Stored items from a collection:
>> Begin
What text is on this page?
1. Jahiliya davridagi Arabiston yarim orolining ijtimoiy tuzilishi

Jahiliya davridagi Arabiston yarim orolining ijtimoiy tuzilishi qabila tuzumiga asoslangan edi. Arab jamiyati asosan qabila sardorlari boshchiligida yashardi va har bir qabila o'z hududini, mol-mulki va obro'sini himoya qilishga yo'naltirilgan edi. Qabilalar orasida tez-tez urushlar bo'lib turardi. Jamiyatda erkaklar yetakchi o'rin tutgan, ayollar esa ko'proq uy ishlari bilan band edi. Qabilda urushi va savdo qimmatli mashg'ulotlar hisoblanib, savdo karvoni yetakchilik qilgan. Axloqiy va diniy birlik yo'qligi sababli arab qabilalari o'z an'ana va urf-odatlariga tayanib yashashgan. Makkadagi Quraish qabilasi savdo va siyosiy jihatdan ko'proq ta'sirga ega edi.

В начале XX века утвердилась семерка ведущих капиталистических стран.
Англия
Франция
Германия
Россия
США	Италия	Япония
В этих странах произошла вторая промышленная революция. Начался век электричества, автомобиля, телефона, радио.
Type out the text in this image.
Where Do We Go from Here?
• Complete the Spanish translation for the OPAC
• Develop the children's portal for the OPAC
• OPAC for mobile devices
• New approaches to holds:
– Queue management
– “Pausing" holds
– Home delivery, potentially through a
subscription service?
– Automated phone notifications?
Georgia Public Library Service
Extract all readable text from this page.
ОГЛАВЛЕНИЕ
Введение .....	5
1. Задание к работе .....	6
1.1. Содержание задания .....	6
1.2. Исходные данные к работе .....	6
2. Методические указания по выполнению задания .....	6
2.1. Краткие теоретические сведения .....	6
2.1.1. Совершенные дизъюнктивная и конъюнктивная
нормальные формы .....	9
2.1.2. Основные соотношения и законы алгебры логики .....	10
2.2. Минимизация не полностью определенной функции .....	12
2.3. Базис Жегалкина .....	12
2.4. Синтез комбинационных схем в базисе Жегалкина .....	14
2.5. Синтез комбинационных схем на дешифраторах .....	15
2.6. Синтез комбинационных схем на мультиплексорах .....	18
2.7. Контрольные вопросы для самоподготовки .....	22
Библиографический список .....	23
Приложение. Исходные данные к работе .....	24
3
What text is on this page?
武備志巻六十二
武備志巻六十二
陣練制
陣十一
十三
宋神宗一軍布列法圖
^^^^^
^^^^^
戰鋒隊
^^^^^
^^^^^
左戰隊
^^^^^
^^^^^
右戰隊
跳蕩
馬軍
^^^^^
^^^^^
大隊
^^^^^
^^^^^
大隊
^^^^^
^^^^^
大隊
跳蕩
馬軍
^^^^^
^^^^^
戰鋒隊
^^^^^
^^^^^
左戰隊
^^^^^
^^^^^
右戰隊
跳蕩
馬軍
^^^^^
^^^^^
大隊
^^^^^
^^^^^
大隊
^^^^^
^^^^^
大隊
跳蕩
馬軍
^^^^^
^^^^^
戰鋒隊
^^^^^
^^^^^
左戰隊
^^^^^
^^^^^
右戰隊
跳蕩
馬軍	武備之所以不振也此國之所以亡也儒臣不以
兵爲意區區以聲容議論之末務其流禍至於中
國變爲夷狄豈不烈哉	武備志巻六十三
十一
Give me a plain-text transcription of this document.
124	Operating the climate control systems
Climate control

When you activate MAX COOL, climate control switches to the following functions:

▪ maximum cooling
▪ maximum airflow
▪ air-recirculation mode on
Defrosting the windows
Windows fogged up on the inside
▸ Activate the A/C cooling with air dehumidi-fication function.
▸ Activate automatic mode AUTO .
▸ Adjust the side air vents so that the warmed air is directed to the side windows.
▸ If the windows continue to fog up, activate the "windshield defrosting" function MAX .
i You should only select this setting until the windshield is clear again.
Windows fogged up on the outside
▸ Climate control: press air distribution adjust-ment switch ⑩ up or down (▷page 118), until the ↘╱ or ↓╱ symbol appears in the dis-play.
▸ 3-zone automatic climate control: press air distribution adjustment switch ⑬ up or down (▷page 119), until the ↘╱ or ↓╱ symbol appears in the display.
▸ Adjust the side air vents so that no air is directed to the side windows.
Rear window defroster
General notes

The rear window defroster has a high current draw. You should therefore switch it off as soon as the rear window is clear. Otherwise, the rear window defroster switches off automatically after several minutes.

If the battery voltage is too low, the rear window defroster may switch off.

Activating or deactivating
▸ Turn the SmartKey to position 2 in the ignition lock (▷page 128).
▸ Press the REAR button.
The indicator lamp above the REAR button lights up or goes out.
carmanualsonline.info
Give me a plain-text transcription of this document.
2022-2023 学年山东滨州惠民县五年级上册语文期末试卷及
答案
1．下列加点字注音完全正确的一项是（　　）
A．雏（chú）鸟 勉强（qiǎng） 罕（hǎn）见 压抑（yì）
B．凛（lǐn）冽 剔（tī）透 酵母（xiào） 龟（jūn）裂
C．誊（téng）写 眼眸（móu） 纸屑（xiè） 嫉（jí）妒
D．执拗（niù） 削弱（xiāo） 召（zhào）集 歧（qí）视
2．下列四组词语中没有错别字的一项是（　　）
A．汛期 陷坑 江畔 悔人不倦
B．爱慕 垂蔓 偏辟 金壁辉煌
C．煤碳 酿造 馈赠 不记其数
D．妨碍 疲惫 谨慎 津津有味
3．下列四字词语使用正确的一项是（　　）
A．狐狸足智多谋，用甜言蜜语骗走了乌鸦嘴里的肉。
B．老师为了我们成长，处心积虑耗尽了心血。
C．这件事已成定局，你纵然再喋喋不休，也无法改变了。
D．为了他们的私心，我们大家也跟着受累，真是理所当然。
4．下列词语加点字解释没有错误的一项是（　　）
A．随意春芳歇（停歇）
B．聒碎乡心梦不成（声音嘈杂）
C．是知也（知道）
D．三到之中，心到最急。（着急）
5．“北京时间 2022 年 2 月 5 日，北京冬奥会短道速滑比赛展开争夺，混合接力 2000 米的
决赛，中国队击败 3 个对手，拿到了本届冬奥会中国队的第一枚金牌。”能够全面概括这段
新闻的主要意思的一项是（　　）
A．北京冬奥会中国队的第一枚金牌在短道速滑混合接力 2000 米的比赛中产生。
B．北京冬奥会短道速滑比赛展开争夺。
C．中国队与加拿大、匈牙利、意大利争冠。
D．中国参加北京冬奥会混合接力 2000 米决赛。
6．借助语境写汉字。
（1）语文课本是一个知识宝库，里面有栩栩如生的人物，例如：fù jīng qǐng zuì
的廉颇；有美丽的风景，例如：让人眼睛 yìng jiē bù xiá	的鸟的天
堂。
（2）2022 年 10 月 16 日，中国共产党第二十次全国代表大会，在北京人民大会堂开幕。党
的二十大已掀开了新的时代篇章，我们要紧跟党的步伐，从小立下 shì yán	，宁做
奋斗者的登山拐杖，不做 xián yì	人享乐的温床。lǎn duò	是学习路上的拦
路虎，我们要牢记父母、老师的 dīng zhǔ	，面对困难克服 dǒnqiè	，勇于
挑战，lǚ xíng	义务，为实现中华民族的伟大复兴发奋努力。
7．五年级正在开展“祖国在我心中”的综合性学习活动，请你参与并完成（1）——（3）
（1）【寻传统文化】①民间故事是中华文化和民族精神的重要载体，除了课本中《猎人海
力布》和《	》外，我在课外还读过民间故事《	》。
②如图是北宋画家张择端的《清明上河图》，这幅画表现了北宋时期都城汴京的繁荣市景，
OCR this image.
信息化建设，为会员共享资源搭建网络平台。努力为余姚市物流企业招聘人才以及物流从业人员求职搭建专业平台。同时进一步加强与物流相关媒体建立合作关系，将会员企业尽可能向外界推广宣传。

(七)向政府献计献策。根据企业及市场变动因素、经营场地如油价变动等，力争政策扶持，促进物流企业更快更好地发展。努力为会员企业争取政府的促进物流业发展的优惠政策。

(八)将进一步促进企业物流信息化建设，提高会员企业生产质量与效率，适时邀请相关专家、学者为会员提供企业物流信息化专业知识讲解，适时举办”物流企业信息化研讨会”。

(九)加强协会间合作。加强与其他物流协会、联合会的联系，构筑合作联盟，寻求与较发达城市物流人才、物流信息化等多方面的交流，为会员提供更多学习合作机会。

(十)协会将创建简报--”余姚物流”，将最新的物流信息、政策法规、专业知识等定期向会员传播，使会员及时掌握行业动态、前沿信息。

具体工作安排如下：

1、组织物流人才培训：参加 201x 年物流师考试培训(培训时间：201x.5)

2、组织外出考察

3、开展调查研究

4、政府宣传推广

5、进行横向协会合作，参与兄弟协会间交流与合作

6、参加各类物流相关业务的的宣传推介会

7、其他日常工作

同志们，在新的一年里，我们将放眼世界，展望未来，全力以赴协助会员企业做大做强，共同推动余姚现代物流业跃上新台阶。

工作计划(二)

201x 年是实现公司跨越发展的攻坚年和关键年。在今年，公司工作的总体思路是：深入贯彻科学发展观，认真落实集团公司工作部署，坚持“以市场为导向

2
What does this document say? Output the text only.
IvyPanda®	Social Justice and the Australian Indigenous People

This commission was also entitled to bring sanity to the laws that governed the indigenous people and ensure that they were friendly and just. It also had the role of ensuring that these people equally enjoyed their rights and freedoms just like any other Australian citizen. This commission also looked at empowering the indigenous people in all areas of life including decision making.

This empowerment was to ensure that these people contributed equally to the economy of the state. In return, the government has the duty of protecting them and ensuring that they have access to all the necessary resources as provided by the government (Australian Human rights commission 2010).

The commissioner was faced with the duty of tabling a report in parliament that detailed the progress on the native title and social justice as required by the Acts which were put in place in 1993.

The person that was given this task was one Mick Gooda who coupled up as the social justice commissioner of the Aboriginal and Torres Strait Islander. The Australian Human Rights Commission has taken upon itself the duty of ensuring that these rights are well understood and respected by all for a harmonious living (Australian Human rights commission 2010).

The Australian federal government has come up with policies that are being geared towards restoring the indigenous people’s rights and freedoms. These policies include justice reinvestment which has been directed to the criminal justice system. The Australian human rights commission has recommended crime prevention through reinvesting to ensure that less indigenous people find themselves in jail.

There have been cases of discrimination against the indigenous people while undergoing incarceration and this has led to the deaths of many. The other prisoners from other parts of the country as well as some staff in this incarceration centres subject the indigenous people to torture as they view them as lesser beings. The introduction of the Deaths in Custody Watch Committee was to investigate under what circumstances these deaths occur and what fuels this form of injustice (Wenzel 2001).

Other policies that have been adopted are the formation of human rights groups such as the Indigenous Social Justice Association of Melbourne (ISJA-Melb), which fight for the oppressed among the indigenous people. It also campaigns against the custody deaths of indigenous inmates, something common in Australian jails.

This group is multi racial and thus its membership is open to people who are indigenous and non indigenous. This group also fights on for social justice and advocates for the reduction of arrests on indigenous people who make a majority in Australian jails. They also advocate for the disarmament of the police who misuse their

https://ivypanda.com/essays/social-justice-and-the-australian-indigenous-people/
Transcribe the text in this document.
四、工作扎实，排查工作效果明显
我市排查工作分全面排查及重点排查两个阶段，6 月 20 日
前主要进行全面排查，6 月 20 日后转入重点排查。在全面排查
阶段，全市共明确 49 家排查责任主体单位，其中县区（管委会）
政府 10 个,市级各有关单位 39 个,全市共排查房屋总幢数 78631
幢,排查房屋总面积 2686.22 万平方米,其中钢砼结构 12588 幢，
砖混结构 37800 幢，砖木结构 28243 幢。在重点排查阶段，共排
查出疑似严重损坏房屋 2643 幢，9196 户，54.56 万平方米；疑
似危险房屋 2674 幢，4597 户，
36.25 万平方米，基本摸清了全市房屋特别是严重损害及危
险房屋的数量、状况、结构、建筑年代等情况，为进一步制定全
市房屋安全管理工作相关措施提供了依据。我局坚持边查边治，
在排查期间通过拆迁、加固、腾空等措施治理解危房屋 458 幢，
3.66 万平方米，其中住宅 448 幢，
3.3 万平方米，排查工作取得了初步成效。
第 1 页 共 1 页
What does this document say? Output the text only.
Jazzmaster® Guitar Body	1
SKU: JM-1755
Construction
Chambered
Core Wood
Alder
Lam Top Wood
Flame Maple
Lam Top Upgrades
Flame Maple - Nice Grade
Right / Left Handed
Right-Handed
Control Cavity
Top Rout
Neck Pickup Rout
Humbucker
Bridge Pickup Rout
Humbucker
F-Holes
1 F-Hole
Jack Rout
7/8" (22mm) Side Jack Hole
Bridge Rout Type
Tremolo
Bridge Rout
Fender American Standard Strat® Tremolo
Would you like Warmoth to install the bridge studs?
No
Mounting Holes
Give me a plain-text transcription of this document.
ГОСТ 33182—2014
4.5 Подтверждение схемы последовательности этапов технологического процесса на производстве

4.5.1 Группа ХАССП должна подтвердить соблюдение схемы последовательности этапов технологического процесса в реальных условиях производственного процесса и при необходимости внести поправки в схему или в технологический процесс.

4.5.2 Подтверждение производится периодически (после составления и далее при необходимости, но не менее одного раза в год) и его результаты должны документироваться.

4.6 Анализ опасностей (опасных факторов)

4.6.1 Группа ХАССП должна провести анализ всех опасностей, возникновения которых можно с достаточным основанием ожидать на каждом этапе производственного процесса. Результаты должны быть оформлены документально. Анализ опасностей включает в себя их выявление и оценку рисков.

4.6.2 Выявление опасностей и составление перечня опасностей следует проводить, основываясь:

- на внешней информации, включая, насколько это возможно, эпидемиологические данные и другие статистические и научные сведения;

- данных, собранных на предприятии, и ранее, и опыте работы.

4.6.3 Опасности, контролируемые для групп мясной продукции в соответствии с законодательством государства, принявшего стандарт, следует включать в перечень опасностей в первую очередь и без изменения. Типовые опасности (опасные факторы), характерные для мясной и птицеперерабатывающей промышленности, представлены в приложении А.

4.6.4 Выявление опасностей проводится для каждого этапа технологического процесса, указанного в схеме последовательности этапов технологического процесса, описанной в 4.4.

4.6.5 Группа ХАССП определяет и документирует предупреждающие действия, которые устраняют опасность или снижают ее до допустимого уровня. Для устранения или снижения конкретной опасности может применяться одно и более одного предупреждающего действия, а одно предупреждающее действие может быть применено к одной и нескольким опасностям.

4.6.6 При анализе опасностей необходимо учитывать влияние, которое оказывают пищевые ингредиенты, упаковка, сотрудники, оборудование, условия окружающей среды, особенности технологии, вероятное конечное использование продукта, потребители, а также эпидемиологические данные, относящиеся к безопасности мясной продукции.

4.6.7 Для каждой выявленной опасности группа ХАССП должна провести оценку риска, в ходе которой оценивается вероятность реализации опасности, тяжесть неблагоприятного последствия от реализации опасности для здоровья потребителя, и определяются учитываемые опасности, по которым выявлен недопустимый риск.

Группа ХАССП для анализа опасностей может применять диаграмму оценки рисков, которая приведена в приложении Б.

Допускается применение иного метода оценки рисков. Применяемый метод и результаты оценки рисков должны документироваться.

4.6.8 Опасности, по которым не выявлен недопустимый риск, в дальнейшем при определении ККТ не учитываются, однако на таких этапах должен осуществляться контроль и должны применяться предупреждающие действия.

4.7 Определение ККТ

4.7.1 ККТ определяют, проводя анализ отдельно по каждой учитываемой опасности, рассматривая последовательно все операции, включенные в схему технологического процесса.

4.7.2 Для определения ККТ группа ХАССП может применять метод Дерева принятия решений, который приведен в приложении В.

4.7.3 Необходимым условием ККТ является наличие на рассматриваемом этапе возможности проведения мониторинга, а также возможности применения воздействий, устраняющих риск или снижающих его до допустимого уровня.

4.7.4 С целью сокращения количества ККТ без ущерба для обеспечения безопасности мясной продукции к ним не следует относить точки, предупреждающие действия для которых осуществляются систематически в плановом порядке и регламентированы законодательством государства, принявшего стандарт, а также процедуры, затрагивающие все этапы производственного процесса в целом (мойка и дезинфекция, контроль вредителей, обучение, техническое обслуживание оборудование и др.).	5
>> End
Your goal: Search the listing for the word "эпидемиологические" and return each line that holds it.

Right answer:
- на внешней информации, включая, насколько это возможно, эпидемиологические данные и другие статистические и научные сведения;
4.6.6 При анализе опасностей необходимо учитывать влияние, которое оказывают пищевые ингредиенты, упаковка, сотрудники, оборудование, условия окружающей среды, особенности технологии, вероятное конечное использование продукта, потребители, а также эпидемиологические данные, относящиеся к безопасности мясной продукции.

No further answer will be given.